A run of rows:

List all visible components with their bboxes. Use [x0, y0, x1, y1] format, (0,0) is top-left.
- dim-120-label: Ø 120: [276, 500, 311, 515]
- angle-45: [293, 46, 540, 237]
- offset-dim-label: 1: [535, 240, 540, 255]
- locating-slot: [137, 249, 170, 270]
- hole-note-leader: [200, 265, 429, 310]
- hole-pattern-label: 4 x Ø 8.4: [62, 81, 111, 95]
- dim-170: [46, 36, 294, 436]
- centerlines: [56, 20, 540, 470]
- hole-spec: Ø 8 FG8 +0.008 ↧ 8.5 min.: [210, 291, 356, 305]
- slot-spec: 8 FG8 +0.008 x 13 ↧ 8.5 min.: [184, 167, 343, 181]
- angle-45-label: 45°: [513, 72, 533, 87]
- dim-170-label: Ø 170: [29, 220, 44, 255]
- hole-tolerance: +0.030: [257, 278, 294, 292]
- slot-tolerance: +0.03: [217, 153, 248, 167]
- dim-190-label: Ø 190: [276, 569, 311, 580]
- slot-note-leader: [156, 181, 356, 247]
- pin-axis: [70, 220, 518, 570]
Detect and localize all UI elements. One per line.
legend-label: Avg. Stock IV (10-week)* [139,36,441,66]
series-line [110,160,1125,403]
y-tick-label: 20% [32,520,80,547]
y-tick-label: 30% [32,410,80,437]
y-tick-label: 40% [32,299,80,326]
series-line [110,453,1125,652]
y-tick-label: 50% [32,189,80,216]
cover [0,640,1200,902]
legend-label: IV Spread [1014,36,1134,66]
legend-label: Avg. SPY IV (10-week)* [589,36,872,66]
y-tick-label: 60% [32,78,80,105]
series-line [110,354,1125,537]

YOUR INSTRUCTIONS: Reproduce every one of the rows above, character for character.

SOLUTION BELOW:
List all visible components with their bboxes. Use [x0, y0, x1, y1] format, (0,0) is top-left.
- dim-120-label: Ø 120: [276, 500, 311, 515]
- angle-45: [293, 46, 540, 237]
- offset-dim-label: 1: [535, 240, 540, 255]
- locating-slot: [137, 249, 170, 270]
- hole-note-leader: [200, 265, 429, 310]
- hole-pattern-label: 4 x Ø 8.4: [62, 81, 111, 95]
- dim-170: [46, 36, 294, 436]
- centerlines: [56, 20, 540, 470]
- hole-spec: Ø 8 FG8 +0.008 ↧ 8.5 min.: [210, 291, 356, 305]
- slot-spec: 8 FG8 +0.008 x 13 ↧ 8.5 min.: [184, 167, 343, 181]
- angle-45-label: 45°: [513, 72, 533, 87]
- dim-170-label: Ø 170: [29, 220, 44, 255]
- hole-tolerance: +0.030: [257, 278, 294, 292]
- slot-tolerance: +0.03: [217, 153, 248, 167]
- dim-190-label: Ø 190: [276, 569, 311, 580]
- slot-note-leader: [156, 181, 356, 247]
- pin-axis: [70, 220, 518, 570]
Detect and localize all UI elements. One per line.
legend-label: Avg. Stock IV (10-week)* [139,36,441,66]
series-line [110,160,1125,403]
y-tick-label: 20% [32,520,80,547]
y-tick-label: 30% [32,410,80,437]
y-tick-label: 40% [32,299,80,326]
series-line [110,453,1125,652]
y-tick-label: 50% [32,189,80,216]
cover [0,640,1200,902]
legend-label: IV Spread [1014,36,1134,66]
legend-label: Avg. SPY IV (10-week)* [589,36,872,66]
y-tick-label: 60% [32,78,80,105]
series-line [110,354,1125,537]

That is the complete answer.